- **Written exercise**
Copy all the material below, exactly as it stands.

- **Provided records**
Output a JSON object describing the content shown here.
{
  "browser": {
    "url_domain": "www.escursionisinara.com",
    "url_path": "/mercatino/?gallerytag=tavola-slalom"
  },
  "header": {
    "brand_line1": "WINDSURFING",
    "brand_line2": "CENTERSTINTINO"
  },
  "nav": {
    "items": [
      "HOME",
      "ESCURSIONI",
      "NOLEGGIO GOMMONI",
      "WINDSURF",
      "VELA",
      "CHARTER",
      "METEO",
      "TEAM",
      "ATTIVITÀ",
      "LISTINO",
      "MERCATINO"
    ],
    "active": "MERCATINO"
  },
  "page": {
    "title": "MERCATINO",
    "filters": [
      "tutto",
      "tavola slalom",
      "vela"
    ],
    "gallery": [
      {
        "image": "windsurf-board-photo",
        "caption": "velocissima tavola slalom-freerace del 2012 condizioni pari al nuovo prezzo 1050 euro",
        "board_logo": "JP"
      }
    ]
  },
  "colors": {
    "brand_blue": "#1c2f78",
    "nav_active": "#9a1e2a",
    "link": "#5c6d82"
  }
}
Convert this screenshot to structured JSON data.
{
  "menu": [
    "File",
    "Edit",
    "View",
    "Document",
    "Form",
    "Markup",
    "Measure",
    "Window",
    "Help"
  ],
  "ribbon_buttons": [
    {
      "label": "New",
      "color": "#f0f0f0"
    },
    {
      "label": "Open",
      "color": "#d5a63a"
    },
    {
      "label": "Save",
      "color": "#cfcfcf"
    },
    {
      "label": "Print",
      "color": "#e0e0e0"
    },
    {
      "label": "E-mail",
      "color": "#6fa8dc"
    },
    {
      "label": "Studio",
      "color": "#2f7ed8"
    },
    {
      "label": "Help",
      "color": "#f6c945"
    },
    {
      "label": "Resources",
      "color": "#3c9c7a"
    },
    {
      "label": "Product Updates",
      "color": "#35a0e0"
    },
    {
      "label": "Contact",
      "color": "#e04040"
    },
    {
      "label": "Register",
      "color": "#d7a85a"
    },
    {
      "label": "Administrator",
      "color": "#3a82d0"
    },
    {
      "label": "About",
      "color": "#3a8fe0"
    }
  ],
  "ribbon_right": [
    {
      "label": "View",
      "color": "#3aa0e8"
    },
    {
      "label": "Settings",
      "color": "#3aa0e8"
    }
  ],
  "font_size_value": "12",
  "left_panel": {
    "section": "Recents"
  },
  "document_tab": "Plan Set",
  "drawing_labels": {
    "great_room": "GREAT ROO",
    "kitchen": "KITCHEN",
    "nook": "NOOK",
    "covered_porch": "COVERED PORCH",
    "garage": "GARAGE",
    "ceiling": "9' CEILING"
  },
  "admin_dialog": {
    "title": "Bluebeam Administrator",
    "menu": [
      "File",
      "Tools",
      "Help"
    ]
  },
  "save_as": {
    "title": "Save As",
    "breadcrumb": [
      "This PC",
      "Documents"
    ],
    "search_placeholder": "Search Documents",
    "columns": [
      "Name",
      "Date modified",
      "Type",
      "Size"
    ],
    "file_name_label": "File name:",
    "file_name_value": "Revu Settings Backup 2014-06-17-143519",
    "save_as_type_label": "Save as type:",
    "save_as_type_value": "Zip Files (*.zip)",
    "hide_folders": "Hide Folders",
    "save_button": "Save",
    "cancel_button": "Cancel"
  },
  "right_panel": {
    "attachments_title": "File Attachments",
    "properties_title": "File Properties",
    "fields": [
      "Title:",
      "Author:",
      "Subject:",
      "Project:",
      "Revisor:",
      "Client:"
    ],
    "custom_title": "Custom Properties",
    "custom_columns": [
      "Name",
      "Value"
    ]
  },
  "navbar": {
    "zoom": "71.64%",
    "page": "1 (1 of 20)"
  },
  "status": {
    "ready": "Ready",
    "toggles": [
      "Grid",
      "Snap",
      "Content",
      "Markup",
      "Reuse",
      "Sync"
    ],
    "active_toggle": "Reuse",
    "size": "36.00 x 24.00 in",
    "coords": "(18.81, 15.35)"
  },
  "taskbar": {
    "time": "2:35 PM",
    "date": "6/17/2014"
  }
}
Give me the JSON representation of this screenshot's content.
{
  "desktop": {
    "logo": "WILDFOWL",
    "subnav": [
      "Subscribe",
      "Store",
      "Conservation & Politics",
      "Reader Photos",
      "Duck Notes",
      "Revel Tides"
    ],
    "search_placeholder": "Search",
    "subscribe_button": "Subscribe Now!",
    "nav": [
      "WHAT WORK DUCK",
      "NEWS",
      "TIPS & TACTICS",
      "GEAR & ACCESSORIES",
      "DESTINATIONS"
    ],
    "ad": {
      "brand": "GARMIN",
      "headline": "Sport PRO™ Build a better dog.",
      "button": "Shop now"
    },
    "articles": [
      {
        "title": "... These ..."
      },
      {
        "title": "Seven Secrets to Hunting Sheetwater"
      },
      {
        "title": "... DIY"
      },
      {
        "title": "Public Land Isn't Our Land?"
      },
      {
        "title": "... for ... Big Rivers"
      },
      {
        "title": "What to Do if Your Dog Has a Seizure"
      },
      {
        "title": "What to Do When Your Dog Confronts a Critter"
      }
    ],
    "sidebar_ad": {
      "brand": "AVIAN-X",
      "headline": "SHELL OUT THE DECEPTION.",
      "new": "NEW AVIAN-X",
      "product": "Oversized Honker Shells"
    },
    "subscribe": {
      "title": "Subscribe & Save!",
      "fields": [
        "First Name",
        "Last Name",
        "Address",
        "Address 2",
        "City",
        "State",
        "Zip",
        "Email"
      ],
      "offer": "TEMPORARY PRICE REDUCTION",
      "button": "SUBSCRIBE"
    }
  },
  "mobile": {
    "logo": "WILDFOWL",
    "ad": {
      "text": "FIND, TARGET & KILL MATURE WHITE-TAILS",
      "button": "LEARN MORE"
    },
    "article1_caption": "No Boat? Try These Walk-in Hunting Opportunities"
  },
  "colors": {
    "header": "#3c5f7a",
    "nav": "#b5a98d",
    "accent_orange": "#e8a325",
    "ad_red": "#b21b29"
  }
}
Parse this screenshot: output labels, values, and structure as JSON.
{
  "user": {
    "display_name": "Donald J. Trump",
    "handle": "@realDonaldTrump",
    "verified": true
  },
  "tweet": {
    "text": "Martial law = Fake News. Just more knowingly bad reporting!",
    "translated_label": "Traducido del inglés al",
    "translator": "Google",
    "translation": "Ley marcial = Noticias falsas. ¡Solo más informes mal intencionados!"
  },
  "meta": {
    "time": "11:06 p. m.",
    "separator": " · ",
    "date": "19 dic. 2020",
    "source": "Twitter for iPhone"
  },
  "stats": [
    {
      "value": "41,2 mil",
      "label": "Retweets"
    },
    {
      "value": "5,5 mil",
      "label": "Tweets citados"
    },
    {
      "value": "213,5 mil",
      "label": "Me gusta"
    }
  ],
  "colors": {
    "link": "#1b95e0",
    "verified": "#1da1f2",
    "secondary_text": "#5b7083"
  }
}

- **Correct result**
Output a JSON object describing the content shown here.
{
  "browser": {
    "url_domain": "www.escursionisinara.com",
    "url_path": "/mercatino/?gallerytag=tavola-slalom"
  },
  "header": {
    "brand_line1": "WINDSURFING",
    "brand_line2": "CENTERSTINTINO"
  },
  "nav": {
    "items": [
      "HOME",
      "ESCURSIONI",
      "NOLEGGIO GOMMONI",
      "WINDSURF",
      "VELA",
      "CHARTER",
      "METEO",
      "TEAM",
      "ATTIVITÀ",
      "LISTINO",
      "MERCATINO"
    ],
    "active": "MERCATINO"
  },
  "page": {
    "title": "MERCATINO",
    "filters": [
      "tutto",
      "tavola slalom",
      "vela"
    ],
    "gallery": [
      {
        "image": "windsurf-board-photo",
        "caption": "velocissima tavola slalom-freerace del 2012 condizioni pari al nuovo prezzo 1050 euro",
        "board_logo": "JP"
      }
    ]
  },
  "colors": {
    "brand_blue": "#1c2f78",
    "nav_active": "#9a1e2a",
    "link": "#5c6d82"
  }
}
Convert this screenshot to structured JSON data.
{
  "menu": [
    "File",
    "Edit",
    "View",
    "Document",
    "Form",
    "Markup",
    "Measure",
    "Window",
    "Help"
  ],
  "ribbon_buttons": [
    {
      "label": "New",
      "color": "#f0f0f0"
    },
    {
      "label": "Open",
      "color": "#d5a63a"
    },
    {
      "label": "Save",
      "color": "#cfcfcf"
    },
    {
      "label": "Print",
      "color": "#e0e0e0"
    },
    {
      "label": "E-mail",
      "color": "#6fa8dc"
    },
    {
      "label": "Studio",
      "color": "#2f7ed8"
    },
    {
      "label": "Help",
      "color": "#f6c945"
    },
    {
      "label": "Resources",
      "color": "#3c9c7a"
    },
    {
      "label": "Product Updates",
      "color": "#35a0e0"
    },
    {
      "label": "Contact",
      "color": "#e04040"
    },
    {
      "label": "Register",
      "color": "#d7a85a"
    },
    {
      "label": "Administrator",
      "color": "#3a82d0"
    },
    {
      "label": "About",
      "color": "#3a8fe0"
    }
  ],
  "ribbon_right": [
    {
      "label": "View",
      "color": "#3aa0e8"
    },
    {
      "label": "Settings",
      "color": "#3aa0e8"
    }
  ],
  "font_size_value": "12",
  "left_panel": {
    "section": "Recents"
  },
  "document_tab": "Plan Set",
  "drawing_labels": {
    "great_room": "GREAT ROO",
    "kitchen": "KITCHEN",
    "nook": "NOOK",
    "covered_porch": "COVERED PORCH",
    "garage": "GARAGE",
    "ceiling": "9' CEILING"
  },
  "admin_dialog": {
    "title": "Bluebeam Administrator",
    "menu": [
      "File",
      "Tools",
      "Help"
    ]
  },
  "save_as": {
    "title": "Save As",
    "breadcrumb": [
      "This PC",
      "Documents"
    ],
    "search_placeholder": "Search Documents",
    "columns": [
      "Name",
      "Date modified",
      "Type",
      "Size"
    ],
    "file_name_label": "File name:",
    "file_name_value": "Revu Settings Backup 2014-06-17-143519",
    "save_as_type_label": "Save as type:",
    "save_as_type_value": "Zip Files (*.zip)",
    "hide_folders": "Hide Folders",
    "save_button": "Save",
    "cancel_button": "Cancel"
  },
  "right_panel": {
    "attachments_title": "File Attachments",
    "properties_title": "File Properties",
    "fields": [
      "Title:",
      "Author:",
      "Subject:",
      "Project:",
      "Revisor:",
      "Client:"
    ],
    "custom_title": "Custom Properties",
    "custom_columns": [
      "Name",
      "Value"
    ]
  },
  "navbar": {
    "zoom": "71.64%",
    "page": "1 (1 of 20)"
  },
  "status": {
    "ready": "Ready",
    "toggles": [
      "Grid",
      "Snap",
      "Content",
      "Markup",
      "Reuse",
      "Sync"
    ],
    "active_toggle": "Reuse",
    "size": "36.00 x 24.00 in",
    "coords": "(18.81, 15.35)"
  },
  "taskbar": {
    "time": "2:35 PM",
    "date": "6/17/2014"
  }
}
Give me the JSON representation of this screenshot's content.
{
  "desktop": {
    "logo": "WILDFOWL",
    "subnav": [
      "Subscribe",
      "Store",
      "Conservation & Politics",
      "Reader Photos",
      "Duck Notes",
      "Revel Tides"
    ],
    "search_placeholder": "Search",
    "subscribe_button": "Subscribe Now!",
    "nav": [
      "WHAT WORK DUCK",
      "NEWS",
      "TIPS & TACTICS",
      "GEAR & ACCESSORIES",
      "DESTINATIONS"
    ],
    "ad": {
      "brand": "GARMIN",
      "headline": "Sport PRO™ Build a better dog.",
      "button": "Shop now"
    },
    "articles": [
      {
        "title": "... These ..."
      },
      {
        "title": "Seven Secrets to Hunting Sheetwater"
      },
      {
        "title": "... DIY"
      },
      {
        "title": "Public Land Isn't Our Land?"
      },
      {
        "title": "... for ... Big Rivers"
      },
      {
        "title": "What to Do if Your Dog Has a Seizure"
      },
      {
        "title": "What to Do When Your Dog Confronts a Critter"
      }
    ],
    "sidebar_ad": {
      "brand": "AVIAN-X",
      "headline": "SHELL OUT THE DECEPTION.",
      "new": "NEW AVIAN-X",
      "product": "Oversized Honker Shells"
    },
    "subscribe": {
      "title": "Subscribe & Save!",
      "fields": [
        "First Name",
        "Last Name",
        "Address",
        "Address 2",
        "City",
        "State",
        "Zip",
        "Email"
      ],
      "offer": "TEMPORARY PRICE REDUCTION",
      "button": "SUBSCRIBE"
    }
  },
  "mobile": {
    "logo": "WILDFOWL",
    "ad": {
      "text": "FIND, TARGET & KILL MATURE WHITE-TAILS",
      "button": "LEARN MORE"
    },
    "article1_caption": "No Boat? Try These Walk-in Hunting Opportunities"
  },
  "colors": {
    "header": "#3c5f7a",
    "nav": "#b5a98d",
    "accent_orange": "#e8a325",
    "ad_red": "#b21b29"
  }
}
Parse this screenshot: output labels, values, and structure as JSON.
{
  "user": {
    "display_name": "Donald J. Trump",
    "handle": "@realDonaldTrump",
    "verified": true
  },
  "tweet": {
    "text": "Martial law = Fake News. Just more knowingly bad reporting!",
    "translated_label": "Traducido del inglés al",
    "translator": "Google",
    "translation": "Ley marcial = Noticias falsas. ¡Solo más informes mal intencionados!"
  },
  "meta": {
    "time": "11:06 p. m.",
    "separator": " · ",
    "date": "19 dic. 2020",
    "source": "Twitter for iPhone"
  },
  "stats": [
    {
      "value": "41,2 mil",
      "label": "Retweets"
    },
    {
      "value": "5,5 mil",
      "label": "Tweets citados"
    },
    {
      "value": "213,5 mil",
      "label": "Me gusta"
    }
  ],
  "colors": {
    "link": "#1b95e0",
    "verified": "#1da1f2",
    "secondary_text": "#5b7083"
  }
}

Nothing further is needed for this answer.